● **Directions for this task**
Output every entry exactly as written, but omit the pictures.

....

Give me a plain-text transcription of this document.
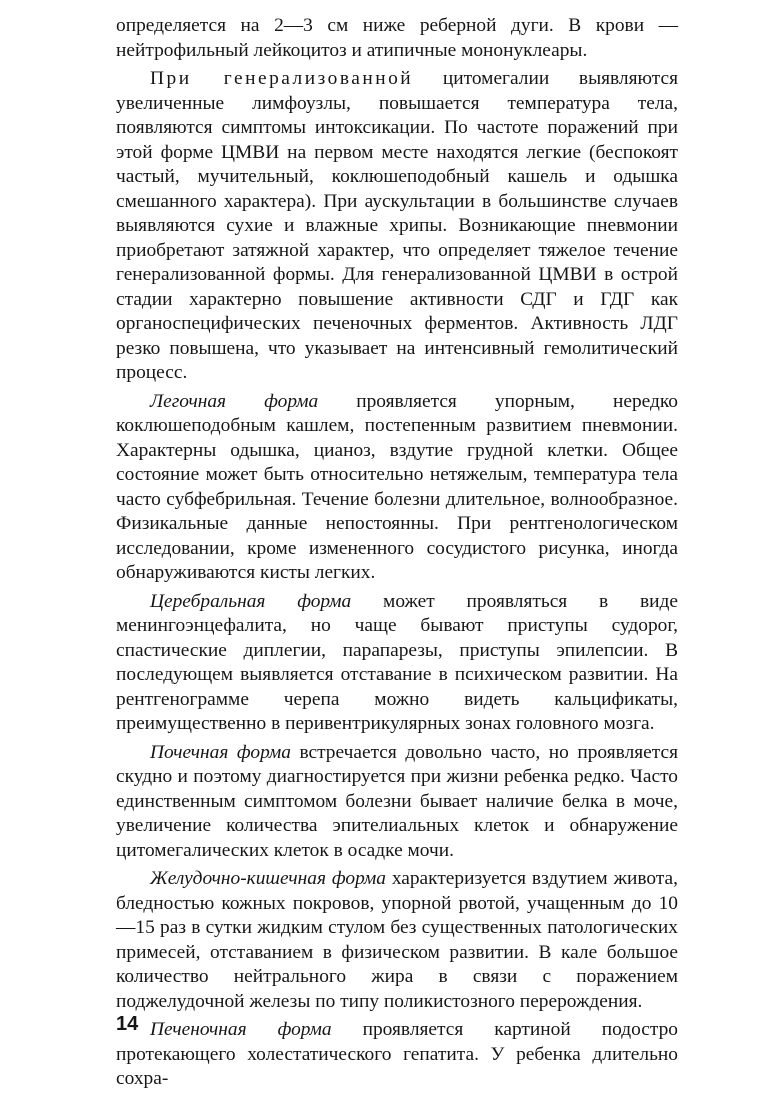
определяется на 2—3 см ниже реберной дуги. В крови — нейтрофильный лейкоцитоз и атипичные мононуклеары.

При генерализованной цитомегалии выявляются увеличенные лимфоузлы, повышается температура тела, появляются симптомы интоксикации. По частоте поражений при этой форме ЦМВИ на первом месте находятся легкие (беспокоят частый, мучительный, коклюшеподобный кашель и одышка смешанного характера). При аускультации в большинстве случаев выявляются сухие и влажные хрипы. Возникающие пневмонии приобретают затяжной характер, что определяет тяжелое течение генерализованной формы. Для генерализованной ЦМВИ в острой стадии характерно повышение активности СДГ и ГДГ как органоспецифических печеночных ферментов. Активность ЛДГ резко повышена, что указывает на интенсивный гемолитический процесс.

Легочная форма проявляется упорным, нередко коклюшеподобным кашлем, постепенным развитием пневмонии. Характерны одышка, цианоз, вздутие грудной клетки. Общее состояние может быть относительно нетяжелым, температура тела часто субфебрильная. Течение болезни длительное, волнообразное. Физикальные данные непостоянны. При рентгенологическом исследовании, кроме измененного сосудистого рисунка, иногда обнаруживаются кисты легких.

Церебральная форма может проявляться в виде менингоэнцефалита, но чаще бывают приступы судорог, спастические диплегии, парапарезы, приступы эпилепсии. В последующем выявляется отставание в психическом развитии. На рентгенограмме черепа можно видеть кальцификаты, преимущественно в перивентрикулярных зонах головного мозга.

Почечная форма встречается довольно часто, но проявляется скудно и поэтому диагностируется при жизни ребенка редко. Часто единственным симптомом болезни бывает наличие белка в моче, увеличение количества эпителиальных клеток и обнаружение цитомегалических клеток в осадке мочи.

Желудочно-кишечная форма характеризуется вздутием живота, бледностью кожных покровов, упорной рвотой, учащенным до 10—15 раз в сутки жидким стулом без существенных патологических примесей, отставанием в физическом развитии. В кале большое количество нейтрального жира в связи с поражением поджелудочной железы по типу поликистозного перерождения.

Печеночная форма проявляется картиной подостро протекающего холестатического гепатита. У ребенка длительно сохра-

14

....

● **The solution**
Give me a plain-text transcription of this document.
определяется на 2—3 см ниже реберной дуги. В крови — нейтрофильный лейкоцитоз и атипичные мононуклеары.

При генерализованной цитомегалии выявляются увеличенные лимфоузлы, повышается температура тела, появляются симптомы интоксикации. По частоте поражений при этой форме ЦМВИ на первом месте находятся легкие (беспокоят частый, мучительный, коклюшеподобный кашель и одышка смешанного характера). При аускультации в большинстве случаев выявляются сухие и влажные хрипы. Возникающие пневмонии приобретают затяжной характер, что определяет тяжелое течение генерализованной формы. Для генерализованной ЦМВИ в острой стадии характерно повышение активности СДГ и ГДГ как органоспецифических печеночных ферментов. Активность ЛДГ резко повышена, что указывает на интенсивный гемолитический процесс.

Легочная форма проявляется упорным, нередко коклюшеподобным кашлем, постепенным развитием пневмонии. Характерны одышка, цианоз, вздутие грудной клетки. Общее состояние может быть относительно нетяжелым, температура тела часто субфебрильная. Течение болезни длительное, волнообразное. Физикальные данные непостоянны. При рентгенологическом исследовании, кроме измененного сосудистого рисунка, иногда обнаруживаются кисты легких.

Церебральная форма может проявляться в виде менингоэнцефалита, но чаще бывают приступы судорог, спастические диплегии, парапарезы, приступы эпилепсии. В последующем выявляется отставание в психическом развитии. На рентгенограмме черепа можно видеть кальцификаты, преимущественно в перивентрикулярных зонах головного мозга.

Почечная форма встречается довольно часто, но проявляется скудно и поэтому диагностируется при жизни ребенка редко. Часто единственным симптомом болезни бывает наличие белка в моче, увеличение количества эпителиальных клеток и обнаружение цитомегалических клеток в осадке мочи.

Желудочно-кишечная форма характеризуется вздутием живота, бледностью кожных покровов, упорной рвотой, учащенным до 10—15 раз в сутки жидким стулом без существенных патологических примесей, отставанием в физическом развитии. В кале большое количество нейтрального жира в связи с поражением поджелудочной железы по типу поликистозного перерождения.

Печеночная форма проявляется картиной подостро протекающего холестатического гепатита. У ребенка длительно сохра-

14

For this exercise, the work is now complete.